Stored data
====

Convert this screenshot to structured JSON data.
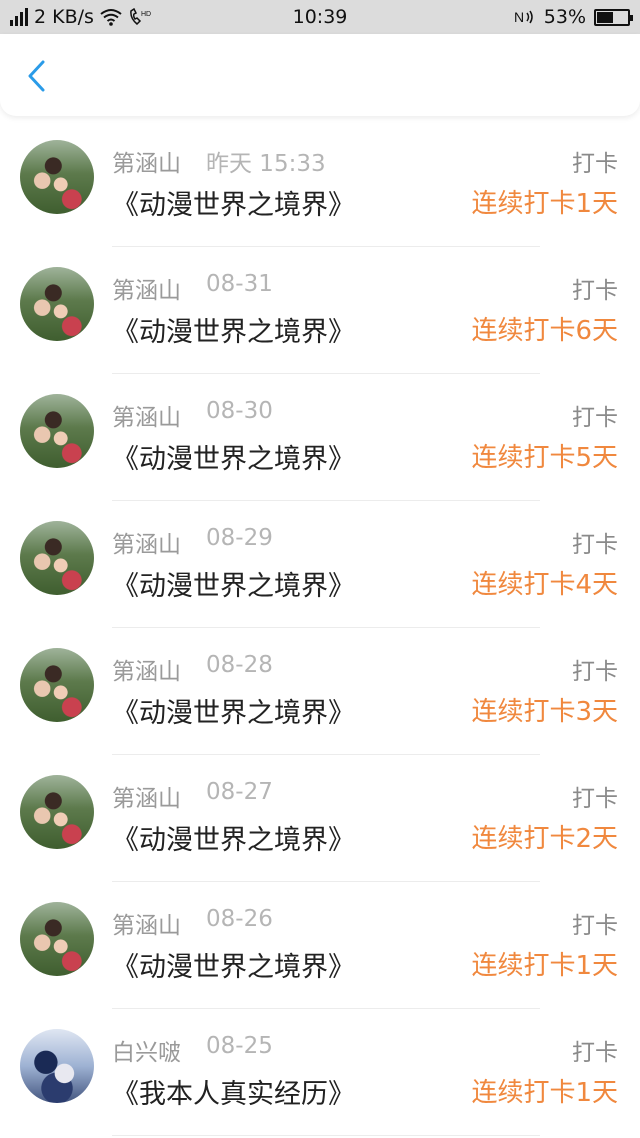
{
  "status_bar": {
    "network": "2 KB/s",
    "time": "10:39",
    "battery_percent": "53%",
    "battery_level": 0.53,
    "icons": [
      "signal-icon",
      "wifi-icon",
      "hd-call-icon",
      "nfc-icon",
      "battery-icon"
    ]
  },
  "nav": {
    "back_icon": "chevron-left-icon",
    "accent_color": "#2a9be8"
  },
  "colors": {
    "streak": "#f0883e",
    "name": "#9a9a9a",
    "tag": "#8a8a8a"
  },
  "items": [
    {
      "name": "第涵山",
      "time": "昨天 15:33",
      "tag": "打卡",
      "title": "《动漫世界之境界》",
      "streak": "连续打卡1天",
      "avatar": "photo-a"
    },
    {
      "name": "第涵山",
      "time": "08-31",
      "tag": "打卡",
      "title": "《动漫世界之境界》",
      "streak": "连续打卡6天",
      "avatar": "photo-a"
    },
    {
      "name": "第涵山",
      "time": "08-30",
      "tag": "打卡",
      "title": "《动漫世界之境界》",
      "streak": "连续打卡5天",
      "avatar": "photo-a"
    },
    {
      "name": "第涵山",
      "time": "08-29",
      "tag": "打卡",
      "title": "《动漫世界之境界》",
      "streak": "连续打卡4天",
      "avatar": "photo-a"
    },
    {
      "name": "第涵山",
      "time": "08-28",
      "tag": "打卡",
      "title": "《动漫世界之境界》",
      "streak": "连续打卡3天",
      "avatar": "photo-a"
    },
    {
      "name": "第涵山",
      "time": "08-27",
      "tag": "打卡",
      "title": "《动漫世界之境界》",
      "streak": "连续打卡2天",
      "avatar": "photo-a"
    },
    {
      "name": "第涵山",
      "time": "08-26",
      "tag": "打卡",
      "title": "《动漫世界之境界》",
      "streak": "连续打卡1天",
      "avatar": "photo-a"
    },
    {
      "name": "白兴啵",
      "time": "08-25",
      "tag": "打卡",
      "title": "《我本人真实经历》",
      "streak": "连续打卡1天",
      "avatar": "photo-b"
    }
  ]
}
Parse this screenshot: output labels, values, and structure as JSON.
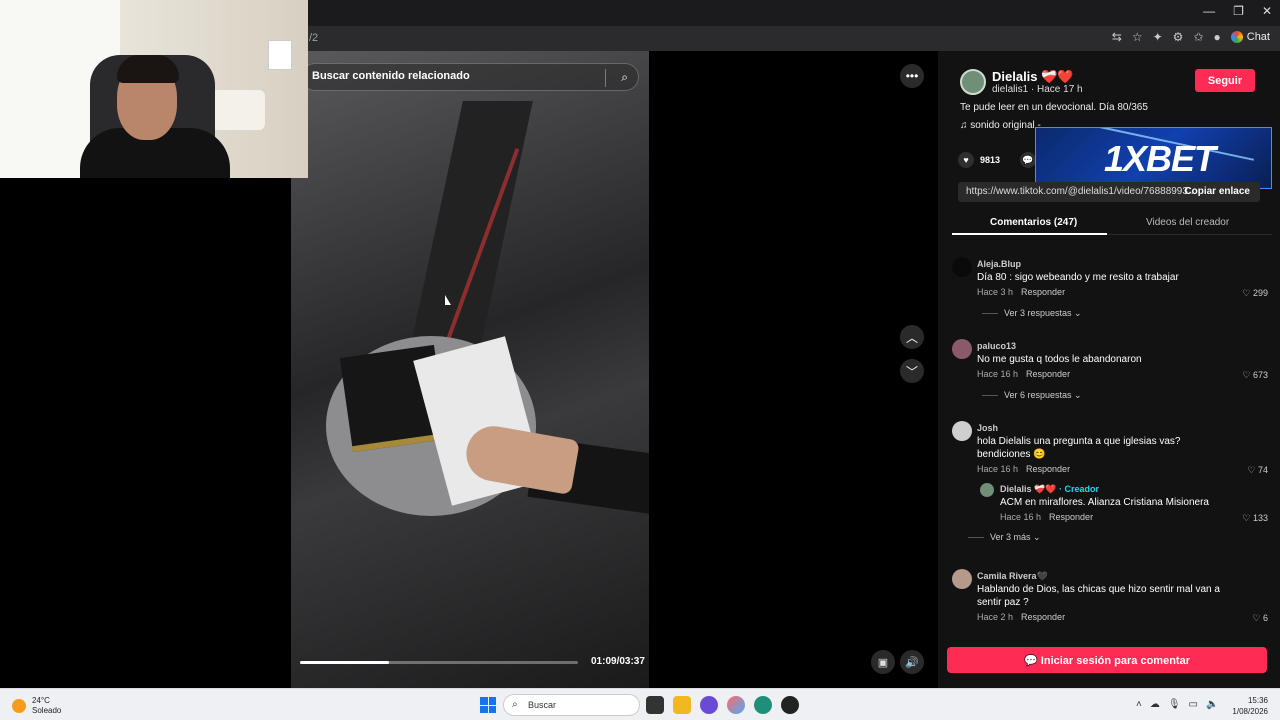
{
  "browser": {
    "url_fragment": "/2",
    "chat_label": "Chat",
    "window_controls": [
      "—",
      "❐",
      "✕"
    ]
  },
  "video": {
    "search_placeholder": "Buscar contenido relacionado",
    "timecode": "01:09/03:37",
    "progress_fraction": 0.32,
    "more_icon": "•••",
    "nav_up_icon": "︿",
    "nav_down_icon": "﹀"
  },
  "author": {
    "name": "Dielalis ❤️‍🩹❤️",
    "sub": "dielalis1 · Hace 17 h",
    "follow_label": "Seguir",
    "description": "Te pude leer en un devocional. Día 80/365",
    "sound": "♫  sonido original - ",
    "likes": "9813"
  },
  "ad": {
    "text": "1XBET"
  },
  "share": {
    "url": "https://www.tiktok.com/@dielalis1/video/76888993...",
    "copy_label": "Copiar enlace"
  },
  "tabs": {
    "comments": "Comentarios (247)",
    "creator_videos": "Videos del creador"
  },
  "comments": [
    {
      "user": "Aleja.Blup",
      "text": "Día 80 : sigo webeando y me resito a trabajar",
      "time": "Hace 3 h",
      "reply": "Responder",
      "likes": "299",
      "more": "Ver 3 respuestas ⌄"
    },
    {
      "user": "paluco13",
      "text": "No me gusta q todos le abandonaron",
      "time": "Hace 16 h",
      "reply": "Responder",
      "likes": "673",
      "more": "Ver 6 respuestas ⌄"
    },
    {
      "user": "Josh",
      "text": "hola Dielalis una pregunta a que iglesias vas? bendiciones 😊",
      "time": "Hace 16 h",
      "reply": "Responder",
      "likes": "74"
    },
    {
      "user": "Camila Rivera🖤",
      "text": "Hablando de Dios, las chicas que hizo sentir mal van a sentir paz ?",
      "time": "Hace 2 h",
      "reply": "Responder",
      "likes": "6"
    }
  ],
  "creator_reply": {
    "user": "Dielalis ❤️‍🩹❤️",
    "tag": "· Creador",
    "text": "ACM en miraflores. Alianza Cristiana Misionera",
    "time": "Hace 16 h",
    "reply": "Responder",
    "likes": "133",
    "more": "Ver 3 más ⌄"
  },
  "login_label": "Iniciar sesión para comentar",
  "taskbar": {
    "temp": "24°C",
    "weather": "Soleado",
    "search_placeholder": "Buscar",
    "time": "15:36",
    "date": "1/08/2026"
  },
  "colors": {
    "accent": "#fe2c55",
    "creator_tag": "#20d5ec",
    "panel_bg": "#121212"
  }
}
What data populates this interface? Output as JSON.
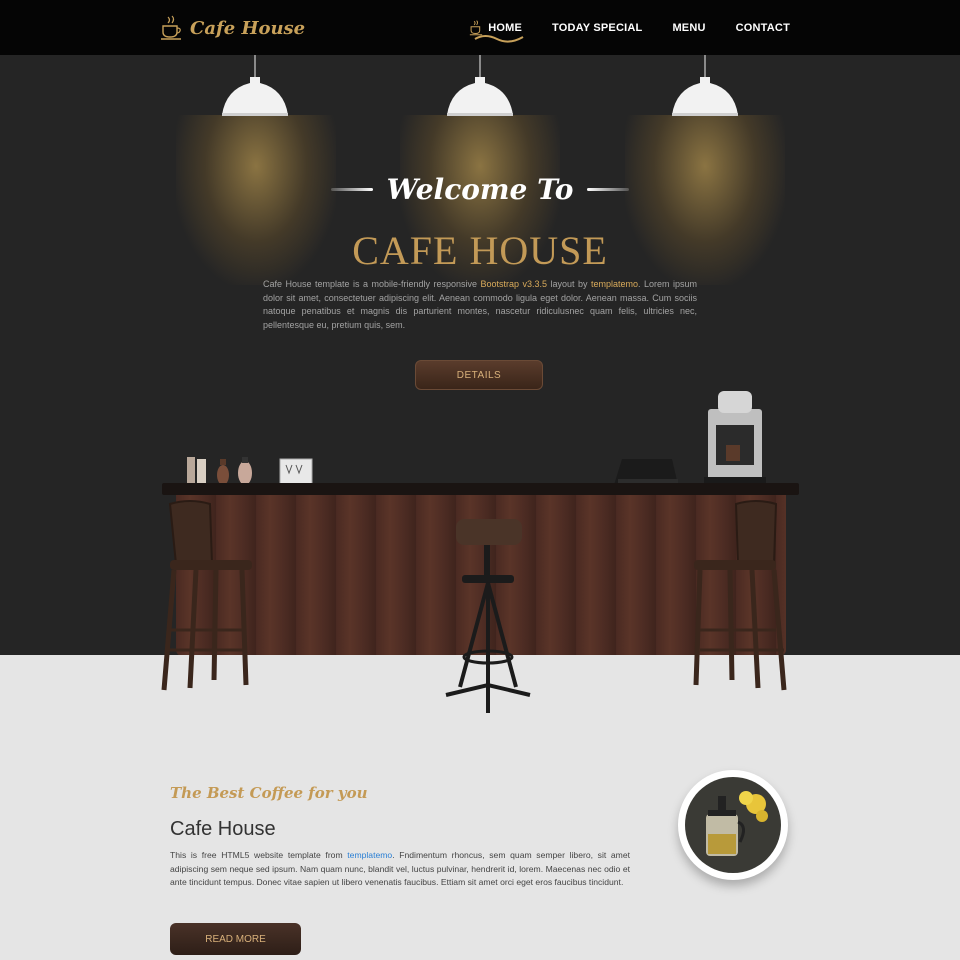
{
  "brand": {
    "name": "Cafe House",
    "icon": "coffee-cup-icon"
  },
  "nav": {
    "items": [
      {
        "label": "HOME",
        "icon": "coffee-cup-icon",
        "active": true
      },
      {
        "label": "TODAY SPECIAL"
      },
      {
        "label": "MENU"
      },
      {
        "label": "CONTACT"
      }
    ]
  },
  "hero": {
    "welcome": "Welcome To",
    "title": "CAFE HOUSE",
    "desc_pre": "Cafe House template is a mobile-friendly responsive ",
    "desc_bootstrap": "Bootstrap v3.3.5",
    "desc_mid": " layout by ",
    "desc_templatemo": "templatemo",
    "desc_post": ". Lorem ipsum dolor sit amet, consectetuer adipiscing elit. Aenean commodo ligula eget dolor. Aenean massa. Cum sociis natoque penatibus et magnis dis parturient montes, nascetur ridiculusnec quam felis, ultricies nec, pellentesque eu, pretium quis, sem.",
    "button": "DETAILS"
  },
  "about": {
    "tagline": "The Best Coffee for you",
    "title": "Cafe House",
    "desc_pre": "This is free HTML5 website template from ",
    "desc_link": "templatemo",
    "desc_post": ". Fndimentum rhoncus, sem quam semper libero, sit amet adipiscing sem neque sed ipsum. Nam quam nunc, blandit vel, luctus pulvinar, hendrerit id, lorem. Maecenas nec odio et ante tincidunt tempus. Donec vitae sapien ut libero venenatis faucibus. Ettiam sit amet orci eget eros faucibus tincidunt.",
    "button": "READ MORE"
  },
  "colors": {
    "gold": "#c39a57",
    "dark": "#252525",
    "navbar": "#050505",
    "floor": "#e5e5e5"
  }
}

====

Exercise aim: Reproduce all the entries that precede this task, word for word, minus any pictures.

Result of the exercise:
Convert this screenshot to structured JSON data.
{
  "status_bar": {
    "network": "2 KB/s",
    "time": "10:39",
    "battery_percent": "53%",
    "battery_level": 0.53,
    "icons": [
      "signal-icon",
      "wifi-icon",
      "hd-call-icon",
      "nfc-icon",
      "battery-icon"
    ]
  },
  "nav": {
    "back_icon": "chevron-left-icon",
    "accent_color": "#2a9be8"
  },
  "colors": {
    "streak": "#f0883e",
    "name": "#9a9a9a",
    "tag": "#8a8a8a"
  },
  "items": [
    {
      "name": "第涵山",
      "time": "昨天 15:33",
      "tag": "打卡",
      "title": "《动漫世界之境界》",
      "streak": "连续打卡1天",
      "avatar": "photo-a"
    },
    {
      "name": "第涵山",
      "time": "08-31",
      "tag": "打卡",
      "title": "《动漫世界之境界》",
      "streak": "连续打卡6天",
      "avatar": "photo-a"
    },
    {
      "name": "第涵山",
      "time": "08-30",
      "tag": "打卡",
      "title": "《动漫世界之境界》",
      "streak": "连续打卡5天",
      "avatar": "photo-a"
    },
    {
      "name": "第涵山",
      "time": "08-29",
      "tag": "打卡",
      "title": "《动漫世界之境界》",
      "streak": "连续打卡4天",
      "avatar": "photo-a"
    },
    {
      "name": "第涵山",
      "time": "08-28",
      "tag": "打卡",
      "title": "《动漫世界之境界》",
      "streak": "连续打卡3天",
      "avatar": "photo-a"
    },
    {
      "name": "第涵山",
      "time": "08-27",
      "tag": "打卡",
      "title": "《动漫世界之境界》",
      "streak": "连续打卡2天",
      "avatar": "photo-a"
    },
    {
      "name": "第涵山",
      "time": "08-26",
      "tag": "打卡",
      "title": "《动漫世界之境界》",
      "streak": "连续打卡1天",
      "avatar": "photo-a"
    },
    {
      "name": "白兴啵",
      "time": "08-25",
      "tag": "打卡",
      "title": "《我本人真实经历》",
      "streak": "连续打卡1天",
      "avatar": "photo-b"
    }
  ]
}
Parse this screenshot: output labels, values, and structure as JSON.
{
  "browser": {
    "url_fragment": "/2",
    "chat_label": "Chat",
    "window_controls": [
      "—",
      "❐",
      "✕"
    ]
  },
  "video": {
    "search_placeholder": "Buscar contenido relacionado",
    "timecode": "01:09/03:37",
    "progress_fraction": 0.32,
    "more_icon": "•••",
    "nav_up_icon": "︿",
    "nav_down_icon": "﹀"
  },
  "author": {
    "name": "Dielalis ❤️‍🩹❤️",
    "sub": "dielalis1 · Hace 17 h",
    "follow_label": "Seguir",
    "description": "Te pude leer en un devocional. Día 80/365",
    "sound": "♫  sonido original - ",
    "likes": "9813"
  },
  "ad": {
    "text": "1XBET"
  },
  "share": {
    "url": "https://www.tiktok.com/@dielalis1/video/76888993...",
    "copy_label": "Copiar enlace"
  },
  "tabs": {
    "comments": "Comentarios (247)",
    "creator_videos": "Videos del creador"
  },
  "comments": [
    {
      "user": "Aleja.Blup",
      "text": "Día 80 : sigo webeando y me resito a trabajar",
      "time": "Hace 3 h",
      "reply": "Responder",
      "likes": "299",
      "more": "Ver 3 respuestas ⌄"
    },
    {
      "user": "paluco13",
      "text": "No me gusta q todos le abandonaron",
      "time": "Hace 16 h",
      "reply": "Responder",
      "likes": "673",
      "more": "Ver 6 respuestas ⌄"
    },
    {
      "user": "Josh",
      "text": "hola Dielalis una pregunta a que iglesias vas? bendiciones 😊",
      "time": "Hace 16 h",
      "reply": "Responder",
      "likes": "74"
    },
    {
      "user": "Camila Rivera🖤",
      "text": "Hablando de Dios, las chicas que hizo sentir mal van a sentir paz ?",
      "time": "Hace 2 h",
      "reply": "Responder",
      "likes": "6"
    }
  ],
  "creator_reply": {
    "user": "Dielalis ❤️‍🩹❤️",
    "tag": "· Creador",
    "text": "ACM en miraflores. Alianza Cristiana Misionera",
    "time": "Hace 16 h",
    "reply": "Responder",
    "likes": "133",
    "more": "Ver 3 más ⌄"
  },
  "login_label": "Iniciar sesión para comentar",
  "taskbar": {
    "temp": "24°C",
    "weather": "Soleado",
    "search_placeholder": "Buscar",
    "time": "15:36",
    "date": "1/08/2026"
  },
  "colors": {
    "accent": "#fe2c55",
    "creator_tag": "#20d5ec",
    "panel_bg": "#121212"
  }
}
What data populates this interface? Output as JSON.
{
  "brand": {
    "name": "Cafe House",
    "icon": "coffee-cup-icon"
  },
  "nav": {
    "items": [
      {
        "label": "HOME",
        "icon": "coffee-cup-icon",
        "active": true
      },
      {
        "label": "TODAY SPECIAL"
      },
      {
        "label": "MENU"
      },
      {
        "label": "CONTACT"
      }
    ]
  },
  "hero": {
    "welcome": "Welcome To",
    "title": "CAFE HOUSE",
    "desc_pre": "Cafe House template is a mobile-friendly responsive ",
    "desc_bootstrap": "Bootstrap v3.3.5",
    "desc_mid": " layout by ",
    "desc_templatemo": "templatemo",
    "desc_post": ". Lorem ipsum dolor sit amet, consectetuer adipiscing elit. Aenean commodo ligula eget dolor. Aenean massa. Cum sociis natoque penatibus et magnis dis parturient montes, nascetur ridiculusnec quam felis, ultricies nec, pellentesque eu, pretium quis, sem.",
    "button": "DETAILS"
  },
  "about": {
    "tagline": "The Best Coffee for you",
    "title": "Cafe House",
    "desc_pre": "This is free HTML5 website template from ",
    "desc_link": "templatemo",
    "desc_post": ". Fndimentum rhoncus, sem quam semper libero, sit amet adipiscing sem neque sed ipsum. Nam quam nunc, blandit vel, luctus pulvinar, hendrerit id, lorem. Maecenas nec odio et ante tincidunt tempus. Donec vitae sapien ut libero venenatis faucibus. Ettiam sit amet orci eget eros faucibus tincidunt.",
    "button": "READ MORE"
  },
  "colors": {
    "gold": "#c39a57",
    "dark": "#252525",
    "navbar": "#050505",
    "floor": "#e5e5e5"
  }
}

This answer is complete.